Required task -
Print each of the entries exactly, leaving nothing out.

Records contained in a dataset
^^^^

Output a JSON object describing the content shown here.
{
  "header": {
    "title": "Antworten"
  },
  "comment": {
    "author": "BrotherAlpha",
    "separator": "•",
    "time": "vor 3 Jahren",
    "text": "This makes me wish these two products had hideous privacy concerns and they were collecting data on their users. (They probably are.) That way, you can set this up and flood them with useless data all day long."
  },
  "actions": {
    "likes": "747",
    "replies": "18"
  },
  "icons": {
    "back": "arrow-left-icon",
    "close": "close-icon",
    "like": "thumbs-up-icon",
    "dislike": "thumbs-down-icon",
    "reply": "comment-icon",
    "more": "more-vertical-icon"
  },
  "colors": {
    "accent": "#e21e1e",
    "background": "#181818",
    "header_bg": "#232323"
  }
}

^^^^

Solution below -
Output a JSON object describing the content shown here.
{
  "header": {
    "title": "Antworten"
  },
  "comment": {
    "author": "BrotherAlpha",
    "separator": "•",
    "time": "vor 3 Jahren",
    "text": "This makes me wish these two products had hideous privacy concerns and they were collecting data on their users. (They probably are.) That way, you can set this up and flood them with useless data all day long."
  },
  "actions": {
    "likes": "747",
    "replies": "18"
  },
  "icons": {
    "back": "arrow-left-icon",
    "close": "close-icon",
    "like": "thumbs-up-icon",
    "dislike": "thumbs-down-icon",
    "reply": "comment-icon",
    "more": "more-vertical-icon"
  },
  "colors": {
    "accent": "#e21e1e",
    "background": "#181818",
    "header_bg": "#232323"
  }
}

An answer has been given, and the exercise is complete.